Exercise aim: State how many lines contain "content", and write nothing except that count.

Records for the exercise:
#####
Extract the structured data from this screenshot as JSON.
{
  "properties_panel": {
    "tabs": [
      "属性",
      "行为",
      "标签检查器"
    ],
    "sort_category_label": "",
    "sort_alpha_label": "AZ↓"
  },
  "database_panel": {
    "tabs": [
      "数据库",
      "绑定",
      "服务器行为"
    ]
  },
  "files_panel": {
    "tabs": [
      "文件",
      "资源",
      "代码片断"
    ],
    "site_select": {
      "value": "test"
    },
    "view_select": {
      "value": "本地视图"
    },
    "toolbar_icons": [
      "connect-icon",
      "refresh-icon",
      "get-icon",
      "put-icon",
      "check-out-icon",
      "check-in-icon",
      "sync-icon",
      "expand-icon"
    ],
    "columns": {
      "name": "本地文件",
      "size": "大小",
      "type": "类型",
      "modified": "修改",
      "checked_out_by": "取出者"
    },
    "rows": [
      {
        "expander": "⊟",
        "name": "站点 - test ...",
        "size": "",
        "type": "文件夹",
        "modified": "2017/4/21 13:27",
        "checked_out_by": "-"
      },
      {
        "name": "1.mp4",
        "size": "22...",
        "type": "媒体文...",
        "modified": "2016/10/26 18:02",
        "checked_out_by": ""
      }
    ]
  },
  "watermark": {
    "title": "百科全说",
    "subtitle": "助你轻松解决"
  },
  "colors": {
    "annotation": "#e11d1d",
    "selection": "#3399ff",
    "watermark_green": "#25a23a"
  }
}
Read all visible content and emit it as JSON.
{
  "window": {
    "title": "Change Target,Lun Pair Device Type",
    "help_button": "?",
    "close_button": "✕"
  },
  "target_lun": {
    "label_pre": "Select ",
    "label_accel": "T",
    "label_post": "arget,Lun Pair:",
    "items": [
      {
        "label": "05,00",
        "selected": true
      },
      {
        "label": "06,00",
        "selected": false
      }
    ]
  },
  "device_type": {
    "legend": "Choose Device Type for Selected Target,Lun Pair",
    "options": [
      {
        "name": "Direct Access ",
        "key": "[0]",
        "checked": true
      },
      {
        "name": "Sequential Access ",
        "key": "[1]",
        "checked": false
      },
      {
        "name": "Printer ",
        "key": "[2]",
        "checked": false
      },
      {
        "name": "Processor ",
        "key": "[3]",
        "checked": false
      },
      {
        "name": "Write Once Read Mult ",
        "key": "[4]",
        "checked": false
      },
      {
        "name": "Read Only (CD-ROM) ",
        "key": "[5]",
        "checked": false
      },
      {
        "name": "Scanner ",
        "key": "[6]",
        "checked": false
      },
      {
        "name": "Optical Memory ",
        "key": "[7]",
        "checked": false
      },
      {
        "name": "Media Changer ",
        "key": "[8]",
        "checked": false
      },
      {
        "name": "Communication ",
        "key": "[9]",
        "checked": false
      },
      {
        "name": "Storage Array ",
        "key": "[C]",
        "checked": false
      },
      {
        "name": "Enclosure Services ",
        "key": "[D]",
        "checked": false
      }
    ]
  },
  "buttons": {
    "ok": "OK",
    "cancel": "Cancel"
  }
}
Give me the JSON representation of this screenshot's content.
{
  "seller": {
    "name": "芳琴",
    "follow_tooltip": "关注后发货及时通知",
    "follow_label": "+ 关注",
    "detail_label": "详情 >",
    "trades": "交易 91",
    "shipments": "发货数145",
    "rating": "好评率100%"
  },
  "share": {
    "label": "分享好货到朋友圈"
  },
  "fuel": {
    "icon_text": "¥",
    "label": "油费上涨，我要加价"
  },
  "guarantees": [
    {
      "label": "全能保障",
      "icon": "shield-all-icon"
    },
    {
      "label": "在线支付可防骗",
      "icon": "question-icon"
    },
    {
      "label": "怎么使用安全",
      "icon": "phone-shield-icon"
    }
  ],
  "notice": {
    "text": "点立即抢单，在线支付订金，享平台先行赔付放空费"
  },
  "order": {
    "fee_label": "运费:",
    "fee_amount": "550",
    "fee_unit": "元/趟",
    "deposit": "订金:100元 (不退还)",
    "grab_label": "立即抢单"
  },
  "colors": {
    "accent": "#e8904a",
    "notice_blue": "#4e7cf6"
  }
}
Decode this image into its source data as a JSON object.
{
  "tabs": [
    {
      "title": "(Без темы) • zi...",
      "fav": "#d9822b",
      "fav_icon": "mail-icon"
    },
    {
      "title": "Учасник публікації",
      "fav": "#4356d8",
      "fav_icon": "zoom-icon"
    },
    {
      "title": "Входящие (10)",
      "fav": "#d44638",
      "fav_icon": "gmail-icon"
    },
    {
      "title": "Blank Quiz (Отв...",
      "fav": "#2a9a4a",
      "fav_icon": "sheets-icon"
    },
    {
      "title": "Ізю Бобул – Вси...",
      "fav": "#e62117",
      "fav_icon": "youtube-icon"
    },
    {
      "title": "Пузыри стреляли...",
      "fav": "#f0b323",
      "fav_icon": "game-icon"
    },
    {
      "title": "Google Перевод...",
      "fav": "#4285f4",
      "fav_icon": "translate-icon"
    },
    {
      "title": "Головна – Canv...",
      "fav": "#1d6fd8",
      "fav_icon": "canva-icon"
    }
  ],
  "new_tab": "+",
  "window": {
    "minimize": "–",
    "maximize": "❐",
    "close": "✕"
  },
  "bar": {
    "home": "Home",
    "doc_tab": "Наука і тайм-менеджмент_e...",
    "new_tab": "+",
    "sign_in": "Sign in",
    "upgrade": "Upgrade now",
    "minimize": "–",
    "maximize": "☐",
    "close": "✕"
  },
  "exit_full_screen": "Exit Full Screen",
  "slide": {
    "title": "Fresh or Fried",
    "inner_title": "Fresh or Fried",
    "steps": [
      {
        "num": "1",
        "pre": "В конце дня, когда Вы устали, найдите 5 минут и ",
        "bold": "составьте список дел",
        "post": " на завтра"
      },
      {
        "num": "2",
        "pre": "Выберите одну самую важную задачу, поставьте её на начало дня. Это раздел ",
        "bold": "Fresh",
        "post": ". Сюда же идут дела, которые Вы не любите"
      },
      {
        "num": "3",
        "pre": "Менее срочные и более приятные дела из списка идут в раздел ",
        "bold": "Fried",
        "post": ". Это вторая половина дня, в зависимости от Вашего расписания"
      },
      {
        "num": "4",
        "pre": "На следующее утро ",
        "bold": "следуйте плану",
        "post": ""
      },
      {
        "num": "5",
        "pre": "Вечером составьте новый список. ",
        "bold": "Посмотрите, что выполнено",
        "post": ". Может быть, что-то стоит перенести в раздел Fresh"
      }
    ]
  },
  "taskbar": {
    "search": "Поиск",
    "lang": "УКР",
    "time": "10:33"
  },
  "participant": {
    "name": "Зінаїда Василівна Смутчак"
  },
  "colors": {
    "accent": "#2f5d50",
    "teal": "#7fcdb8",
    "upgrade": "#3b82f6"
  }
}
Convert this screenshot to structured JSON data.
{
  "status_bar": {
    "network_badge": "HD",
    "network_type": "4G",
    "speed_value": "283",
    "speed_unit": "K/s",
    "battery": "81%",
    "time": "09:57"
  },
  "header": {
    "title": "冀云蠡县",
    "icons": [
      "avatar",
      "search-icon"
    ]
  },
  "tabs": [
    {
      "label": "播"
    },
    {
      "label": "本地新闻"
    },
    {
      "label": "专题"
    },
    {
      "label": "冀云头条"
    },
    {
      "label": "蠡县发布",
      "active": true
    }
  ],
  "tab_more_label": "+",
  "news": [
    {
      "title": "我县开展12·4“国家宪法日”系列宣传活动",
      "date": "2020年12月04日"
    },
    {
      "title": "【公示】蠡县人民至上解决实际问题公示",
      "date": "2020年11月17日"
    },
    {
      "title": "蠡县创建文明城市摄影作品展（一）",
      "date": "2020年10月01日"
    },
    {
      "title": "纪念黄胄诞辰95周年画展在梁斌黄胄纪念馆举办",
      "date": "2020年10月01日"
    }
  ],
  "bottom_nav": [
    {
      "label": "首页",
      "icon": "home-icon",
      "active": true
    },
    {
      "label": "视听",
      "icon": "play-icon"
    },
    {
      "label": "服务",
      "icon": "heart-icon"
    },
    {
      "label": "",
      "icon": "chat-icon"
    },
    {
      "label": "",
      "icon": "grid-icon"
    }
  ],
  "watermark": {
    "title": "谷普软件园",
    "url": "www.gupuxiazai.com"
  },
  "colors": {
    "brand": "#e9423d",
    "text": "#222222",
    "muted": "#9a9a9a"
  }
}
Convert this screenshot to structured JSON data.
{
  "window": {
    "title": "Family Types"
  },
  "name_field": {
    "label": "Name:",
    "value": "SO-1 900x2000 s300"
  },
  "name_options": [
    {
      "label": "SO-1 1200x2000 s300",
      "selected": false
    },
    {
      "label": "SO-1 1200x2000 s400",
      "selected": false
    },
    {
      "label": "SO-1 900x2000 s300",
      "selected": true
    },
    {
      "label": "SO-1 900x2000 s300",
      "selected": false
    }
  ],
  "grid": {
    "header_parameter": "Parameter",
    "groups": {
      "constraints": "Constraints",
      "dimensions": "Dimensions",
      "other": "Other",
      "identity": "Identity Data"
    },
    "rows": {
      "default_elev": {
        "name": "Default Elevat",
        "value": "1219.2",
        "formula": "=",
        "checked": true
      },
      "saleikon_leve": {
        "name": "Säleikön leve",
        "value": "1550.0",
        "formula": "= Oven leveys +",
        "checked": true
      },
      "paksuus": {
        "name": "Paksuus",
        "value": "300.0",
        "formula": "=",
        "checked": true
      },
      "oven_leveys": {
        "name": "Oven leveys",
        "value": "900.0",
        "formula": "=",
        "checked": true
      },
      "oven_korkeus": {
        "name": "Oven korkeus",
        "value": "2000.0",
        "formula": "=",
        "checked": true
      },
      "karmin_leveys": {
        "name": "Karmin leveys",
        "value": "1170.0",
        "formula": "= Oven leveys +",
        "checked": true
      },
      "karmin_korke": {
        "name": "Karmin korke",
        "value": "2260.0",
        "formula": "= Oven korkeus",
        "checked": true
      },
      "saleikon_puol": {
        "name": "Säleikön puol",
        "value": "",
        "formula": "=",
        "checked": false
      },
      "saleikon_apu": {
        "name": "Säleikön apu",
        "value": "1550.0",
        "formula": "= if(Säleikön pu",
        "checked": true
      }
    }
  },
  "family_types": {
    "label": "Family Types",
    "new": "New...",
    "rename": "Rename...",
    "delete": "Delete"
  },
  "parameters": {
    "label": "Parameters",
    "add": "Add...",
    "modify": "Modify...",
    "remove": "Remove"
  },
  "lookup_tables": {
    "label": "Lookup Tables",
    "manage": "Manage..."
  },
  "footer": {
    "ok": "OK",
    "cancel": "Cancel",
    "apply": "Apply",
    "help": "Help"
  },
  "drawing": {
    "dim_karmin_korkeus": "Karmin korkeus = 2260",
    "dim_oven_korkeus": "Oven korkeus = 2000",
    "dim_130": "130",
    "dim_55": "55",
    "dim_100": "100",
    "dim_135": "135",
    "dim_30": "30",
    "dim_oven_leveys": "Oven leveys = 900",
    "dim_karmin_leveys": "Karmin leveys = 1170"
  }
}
#####
Written response: 2